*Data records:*
"""

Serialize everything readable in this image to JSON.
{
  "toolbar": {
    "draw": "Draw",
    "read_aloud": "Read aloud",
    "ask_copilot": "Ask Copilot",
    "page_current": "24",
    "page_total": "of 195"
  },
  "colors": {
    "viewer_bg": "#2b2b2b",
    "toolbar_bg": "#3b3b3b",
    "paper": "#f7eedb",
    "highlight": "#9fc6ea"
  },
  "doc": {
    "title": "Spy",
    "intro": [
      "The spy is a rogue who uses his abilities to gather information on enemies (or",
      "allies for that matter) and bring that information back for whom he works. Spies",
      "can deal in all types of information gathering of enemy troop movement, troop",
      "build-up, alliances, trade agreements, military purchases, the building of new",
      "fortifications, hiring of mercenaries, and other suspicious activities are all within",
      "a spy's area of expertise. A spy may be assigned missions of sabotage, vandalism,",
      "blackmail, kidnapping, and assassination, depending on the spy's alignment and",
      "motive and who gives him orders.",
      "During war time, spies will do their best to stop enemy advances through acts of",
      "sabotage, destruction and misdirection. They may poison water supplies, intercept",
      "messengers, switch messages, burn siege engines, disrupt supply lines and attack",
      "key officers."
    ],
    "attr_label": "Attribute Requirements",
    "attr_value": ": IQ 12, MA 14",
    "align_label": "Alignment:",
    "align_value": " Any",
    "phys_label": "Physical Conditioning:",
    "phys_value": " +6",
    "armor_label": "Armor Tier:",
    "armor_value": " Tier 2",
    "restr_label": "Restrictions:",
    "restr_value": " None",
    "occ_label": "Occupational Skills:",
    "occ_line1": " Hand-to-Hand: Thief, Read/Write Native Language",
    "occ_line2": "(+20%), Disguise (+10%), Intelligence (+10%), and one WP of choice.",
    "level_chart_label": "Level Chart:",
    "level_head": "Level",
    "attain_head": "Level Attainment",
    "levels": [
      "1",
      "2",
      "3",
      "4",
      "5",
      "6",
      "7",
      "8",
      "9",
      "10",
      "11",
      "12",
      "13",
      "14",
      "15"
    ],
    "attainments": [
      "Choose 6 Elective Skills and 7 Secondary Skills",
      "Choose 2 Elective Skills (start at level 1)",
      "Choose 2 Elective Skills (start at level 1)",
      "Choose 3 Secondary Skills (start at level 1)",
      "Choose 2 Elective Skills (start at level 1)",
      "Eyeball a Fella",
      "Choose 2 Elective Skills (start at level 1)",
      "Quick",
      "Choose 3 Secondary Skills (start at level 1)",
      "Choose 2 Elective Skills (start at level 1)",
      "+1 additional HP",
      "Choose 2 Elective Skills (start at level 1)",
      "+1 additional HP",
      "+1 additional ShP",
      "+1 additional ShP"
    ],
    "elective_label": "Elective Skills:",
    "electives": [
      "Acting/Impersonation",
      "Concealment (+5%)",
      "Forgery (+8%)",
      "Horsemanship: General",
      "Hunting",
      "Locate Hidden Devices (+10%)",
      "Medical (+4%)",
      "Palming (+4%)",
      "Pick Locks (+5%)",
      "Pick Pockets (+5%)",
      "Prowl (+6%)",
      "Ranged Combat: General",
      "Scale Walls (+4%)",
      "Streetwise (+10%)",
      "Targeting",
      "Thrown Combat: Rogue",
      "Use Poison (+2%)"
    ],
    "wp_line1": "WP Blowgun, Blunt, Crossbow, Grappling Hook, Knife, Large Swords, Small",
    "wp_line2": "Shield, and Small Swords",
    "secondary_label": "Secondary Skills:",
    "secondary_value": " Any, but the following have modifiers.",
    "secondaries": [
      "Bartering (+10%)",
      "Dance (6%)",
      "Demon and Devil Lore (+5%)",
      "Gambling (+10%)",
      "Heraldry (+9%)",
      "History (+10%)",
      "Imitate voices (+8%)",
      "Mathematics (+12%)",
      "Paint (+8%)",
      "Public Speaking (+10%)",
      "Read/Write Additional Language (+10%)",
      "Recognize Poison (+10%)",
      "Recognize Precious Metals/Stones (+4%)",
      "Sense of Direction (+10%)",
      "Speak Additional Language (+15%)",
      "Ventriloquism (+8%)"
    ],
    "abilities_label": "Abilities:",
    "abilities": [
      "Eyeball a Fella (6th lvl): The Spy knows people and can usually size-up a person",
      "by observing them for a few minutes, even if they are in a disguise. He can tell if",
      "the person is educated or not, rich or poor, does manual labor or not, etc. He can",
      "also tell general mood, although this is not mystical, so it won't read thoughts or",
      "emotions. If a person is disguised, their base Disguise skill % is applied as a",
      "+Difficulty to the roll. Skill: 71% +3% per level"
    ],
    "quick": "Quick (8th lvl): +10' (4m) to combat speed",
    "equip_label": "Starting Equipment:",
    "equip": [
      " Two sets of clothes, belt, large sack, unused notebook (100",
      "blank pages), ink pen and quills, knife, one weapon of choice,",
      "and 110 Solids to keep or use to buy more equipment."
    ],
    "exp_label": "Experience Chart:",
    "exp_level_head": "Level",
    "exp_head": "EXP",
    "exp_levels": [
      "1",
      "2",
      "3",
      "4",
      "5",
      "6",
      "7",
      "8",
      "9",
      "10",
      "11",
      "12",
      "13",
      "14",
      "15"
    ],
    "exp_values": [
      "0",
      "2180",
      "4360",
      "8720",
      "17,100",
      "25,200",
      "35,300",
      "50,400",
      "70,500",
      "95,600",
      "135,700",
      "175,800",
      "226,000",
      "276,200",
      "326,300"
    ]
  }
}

"""

*Task prompt:* Your task is to retype all of the records exactly.

*Response to this exercise:*
Serialize everything readable in this image to JSON.
{
  "toolbar": {
    "draw": "Draw",
    "read_aloud": "Read aloud",
    "ask_copilot": "Ask Copilot",
    "page_current": "24",
    "page_total": "of 195"
  },
  "colors": {
    "viewer_bg": "#2b2b2b",
    "toolbar_bg": "#3b3b3b",
    "paper": "#f7eedb",
    "highlight": "#9fc6ea"
  },
  "doc": {
    "title": "Spy",
    "intro": [
      "The spy is a rogue who uses his abilities to gather information on enemies (or",
      "allies for that matter) and bring that information back for whom he works. Spies",
      "can deal in all types of information gathering of enemy troop movement, troop",
      "build-up, alliances, trade agreements, military purchases, the building of new",
      "fortifications, hiring of mercenaries, and other suspicious activities are all within",
      "a spy's area of expertise. A spy may be assigned missions of sabotage, vandalism,",
      "blackmail, kidnapping, and assassination, depending on the spy's alignment and",
      "motive and who gives him orders.",
      "During war time, spies will do their best to stop enemy advances through acts of",
      "sabotage, destruction and misdirection. They may poison water supplies, intercept",
      "messengers, switch messages, burn siege engines, disrupt supply lines and attack",
      "key officers."
    ],
    "attr_label": "Attribute Requirements",
    "attr_value": ": IQ 12, MA 14",
    "align_label": "Alignment:",
    "align_value": " Any",
    "phys_label": "Physical Conditioning:",
    "phys_value": " +6",
    "armor_label": "Armor Tier:",
    "armor_value": " Tier 2",
    "restr_label": "Restrictions:",
    "restr_value": " None",
    "occ_label": "Occupational Skills:",
    "occ_line1": " Hand-to-Hand: Thief, Read/Write Native Language",
    "occ_line2": "(+20%), Disguise (+10%), Intelligence (+10%), and one WP of choice.",
    "level_chart_label": "Level Chart:",
    "level_head": "Level",
    "attain_head": "Level Attainment",
    "levels": [
      "1",
      "2",
      "3",
      "4",
      "5",
      "6",
      "7",
      "8",
      "9",
      "10",
      "11",
      "12",
      "13",
      "14",
      "15"
    ],
    "attainments": [
      "Choose 6 Elective Skills and 7 Secondary Skills",
      "Choose 2 Elective Skills (start at level 1)",
      "Choose 2 Elective Skills (start at level 1)",
      "Choose 3 Secondary Skills (start at level 1)",
      "Choose 2 Elective Skills (start at level 1)",
      "Eyeball a Fella",
      "Choose 2 Elective Skills (start at level 1)",
      "Quick",
      "Choose 3 Secondary Skills (start at level 1)",
      "Choose 2 Elective Skills (start at level 1)",
      "+1 additional HP",
      "Choose 2 Elective Skills (start at level 1)",
      "+1 additional HP",
      "+1 additional ShP",
      "+1 additional ShP"
    ],
    "elective_label": "Elective Skills:",
    "electives": [
      "Acting/Impersonation",
      "Concealment (+5%)",
      "Forgery (+8%)",
      "Horsemanship: General",
      "Hunting",
      "Locate Hidden Devices (+10%)",
      "Medical (+4%)",
      "Palming (+4%)",
      "Pick Locks (+5%)",
      "Pick Pockets (+5%)",
      "Prowl (+6%)",
      "Ranged Combat: General",
      "Scale Walls (+4%)",
      "Streetwise (+10%)",
      "Targeting",
      "Thrown Combat: Rogue",
      "Use Poison (+2%)"
    ],
    "wp_line1": "WP Blowgun, Blunt, Crossbow, Grappling Hook, Knife, Large Swords, Small",
    "wp_line2": "Shield, and Small Swords",
    "secondary_label": "Secondary Skills:",
    "secondary_value": " Any, but the following have modifiers.",
    "secondaries": [
      "Bartering (+10%)",
      "Dance (6%)",
      "Demon and Devil Lore (+5%)",
      "Gambling (+10%)",
      "Heraldry (+9%)",
      "History (+10%)",
      "Imitate voices (+8%)",
      "Mathematics (+12%)",
      "Paint (+8%)",
      "Public Speaking (+10%)",
      "Read/Write Additional Language (+10%)",
      "Recognize Poison (+10%)",
      "Recognize Precious Metals/Stones (+4%)",
      "Sense of Direction (+10%)",
      "Speak Additional Language (+15%)",
      "Ventriloquism (+8%)"
    ],
    "abilities_label": "Abilities:",
    "abilities": [
      "Eyeball a Fella (6th lvl): The Spy knows people and can usually size-up a person",
      "by observing them for a few minutes, even if they are in a disguise. He can tell if",
      "the person is educated or not, rich or poor, does manual labor or not, etc. He can",
      "also tell general mood, although this is not mystical, so it won't read thoughts or",
      "emotions. If a person is disguised, their base Disguise skill % is applied as a",
      "+Difficulty to the roll. Skill: 71% +3% per level"
    ],
    "quick": "Quick (8th lvl): +10' (4m) to combat speed",
    "equip_label": "Starting Equipment:",
    "equip": [
      " Two sets of clothes, belt, large sack, unused notebook (100",
      "blank pages), ink pen and quills, knife, one weapon of choice,",
      "and 110 Solids to keep or use to buy more equipment."
    ],
    "exp_label": "Experience Chart:",
    "exp_level_head": "Level",
    "exp_head": "EXP",
    "exp_levels": [
      "1",
      "2",
      "3",
      "4",
      "5",
      "6",
      "7",
      "8",
      "9",
      "10",
      "11",
      "12",
      "13",
      "14",
      "15"
    ],
    "exp_values": [
      "0",
      "2180",
      "4360",
      "8720",
      "17,100",
      "25,200",
      "35,300",
      "50,400",
      "70,500",
      "95,600",
      "135,700",
      "175,800",
      "226,000",
      "276,200",
      "326,300"
    ]
  }
}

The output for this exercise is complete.